## [What you have to do]
Provide the entries once more, identical in every word.
━━━━━ Data section ━━━━━
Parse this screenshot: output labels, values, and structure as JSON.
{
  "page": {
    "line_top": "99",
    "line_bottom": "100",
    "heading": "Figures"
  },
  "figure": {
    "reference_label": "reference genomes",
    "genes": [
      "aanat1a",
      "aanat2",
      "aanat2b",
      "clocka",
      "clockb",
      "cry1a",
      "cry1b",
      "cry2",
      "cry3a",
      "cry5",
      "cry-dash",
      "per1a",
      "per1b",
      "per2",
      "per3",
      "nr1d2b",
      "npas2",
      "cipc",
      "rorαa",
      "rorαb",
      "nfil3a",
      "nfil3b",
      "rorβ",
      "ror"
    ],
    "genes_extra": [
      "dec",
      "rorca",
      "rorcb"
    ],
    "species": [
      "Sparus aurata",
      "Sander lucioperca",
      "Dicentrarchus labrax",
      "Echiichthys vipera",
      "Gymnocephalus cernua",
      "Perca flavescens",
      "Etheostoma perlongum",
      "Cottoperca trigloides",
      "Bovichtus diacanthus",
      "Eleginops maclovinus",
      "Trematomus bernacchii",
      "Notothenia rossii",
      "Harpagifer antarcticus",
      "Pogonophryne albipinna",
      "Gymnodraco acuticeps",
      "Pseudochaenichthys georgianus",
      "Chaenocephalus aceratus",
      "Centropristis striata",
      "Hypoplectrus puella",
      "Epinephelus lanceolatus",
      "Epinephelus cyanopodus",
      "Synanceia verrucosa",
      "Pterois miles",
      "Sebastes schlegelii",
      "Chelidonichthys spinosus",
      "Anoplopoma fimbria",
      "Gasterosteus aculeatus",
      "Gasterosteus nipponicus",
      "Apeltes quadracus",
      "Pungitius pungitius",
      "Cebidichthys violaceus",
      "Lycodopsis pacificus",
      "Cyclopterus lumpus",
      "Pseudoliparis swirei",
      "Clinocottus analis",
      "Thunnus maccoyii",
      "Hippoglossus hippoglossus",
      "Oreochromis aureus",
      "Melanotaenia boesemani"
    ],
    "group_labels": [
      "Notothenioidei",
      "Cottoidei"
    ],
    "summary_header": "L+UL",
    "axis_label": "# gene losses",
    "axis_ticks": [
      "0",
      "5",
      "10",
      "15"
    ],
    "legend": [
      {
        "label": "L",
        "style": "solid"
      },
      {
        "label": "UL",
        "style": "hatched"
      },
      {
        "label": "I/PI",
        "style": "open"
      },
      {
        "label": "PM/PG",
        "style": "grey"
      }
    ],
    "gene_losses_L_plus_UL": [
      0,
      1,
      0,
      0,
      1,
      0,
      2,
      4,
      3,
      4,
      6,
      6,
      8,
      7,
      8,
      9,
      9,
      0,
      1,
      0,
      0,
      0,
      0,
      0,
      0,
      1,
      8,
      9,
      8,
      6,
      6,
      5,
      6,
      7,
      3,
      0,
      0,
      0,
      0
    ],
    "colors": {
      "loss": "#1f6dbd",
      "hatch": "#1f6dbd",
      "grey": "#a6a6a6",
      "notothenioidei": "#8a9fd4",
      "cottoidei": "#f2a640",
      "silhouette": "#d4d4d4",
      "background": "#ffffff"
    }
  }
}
━━━━━
## [Solved problem]
Parse this screenshot: output labels, values, and structure as JSON.
{
  "page": {
    "line_top": "99",
    "line_bottom": "100",
    "heading": "Figures"
  },
  "figure": {
    "reference_label": "reference genomes",
    "genes": [
      "aanat1a",
      "aanat2",
      "aanat2b",
      "clocka",
      "clockb",
      "cry1a",
      "cry1b",
      "cry2",
      "cry3a",
      "cry5",
      "cry-dash",
      "per1a",
      "per1b",
      "per2",
      "per3",
      "nr1d2b",
      "npas2",
      "cipc",
      "rorαa",
      "rorαb",
      "nfil3a",
      "nfil3b",
      "rorβ",
      "ror"
    ],
    "genes_extra": [
      "dec",
      "rorca",
      "rorcb"
    ],
    "species": [
      "Sparus aurata",
      "Sander lucioperca",
      "Dicentrarchus labrax",
      "Echiichthys vipera",
      "Gymnocephalus cernua",
      "Perca flavescens",
      "Etheostoma perlongum",
      "Cottoperca trigloides",
      "Bovichtus diacanthus",
      "Eleginops maclovinus",
      "Trematomus bernacchii",
      "Notothenia rossii",
      "Harpagifer antarcticus",
      "Pogonophryne albipinna",
      "Gymnodraco acuticeps",
      "Pseudochaenichthys georgianus",
      "Chaenocephalus aceratus",
      "Centropristis striata",
      "Hypoplectrus puella",
      "Epinephelus lanceolatus",
      "Epinephelus cyanopodus",
      "Synanceia verrucosa",
      "Pterois miles",
      "Sebastes schlegelii",
      "Chelidonichthys spinosus",
      "Anoplopoma fimbria",
      "Gasterosteus aculeatus",
      "Gasterosteus nipponicus",
      "Apeltes quadracus",
      "Pungitius pungitius",
      "Cebidichthys violaceus",
      "Lycodopsis pacificus",
      "Cyclopterus lumpus",
      "Pseudoliparis swirei",
      "Clinocottus analis",
      "Thunnus maccoyii",
      "Hippoglossus hippoglossus",
      "Oreochromis aureus",
      "Melanotaenia boesemani"
    ],
    "group_labels": [
      "Notothenioidei",
      "Cottoidei"
    ],
    "summary_header": "L+UL",
    "axis_label": "# gene losses",
    "axis_ticks": [
      "0",
      "5",
      "10",
      "15"
    ],
    "legend": [
      {
        "label": "L",
        "style": "solid"
      },
      {
        "label": "UL",
        "style": "hatched"
      },
      {
        "label": "I/PI",
        "style": "open"
      },
      {
        "label": "PM/PG",
        "style": "grey"
      }
    ],
    "gene_losses_L_plus_UL": [
      0,
      1,
      0,
      0,
      1,
      0,
      2,
      4,
      3,
      4,
      6,
      6,
      8,
      7,
      8,
      9,
      9,
      0,
      1,
      0,
      0,
      0,
      0,
      0,
      0,
      1,
      8,
      9,
      8,
      6,
      6,
      5,
      6,
      7,
      3,
      0,
      0,
      0,
      0
    ],
    "colors": {
      "loss": "#1f6dbd",
      "hatch": "#1f6dbd",
      "grey": "#a6a6a6",
      "notothenioidei": "#8a9fd4",
      "cottoidei": "#f2a640",
      "silhouette": "#d4d4d4",
      "background": "#ffffff"
    }
  }
}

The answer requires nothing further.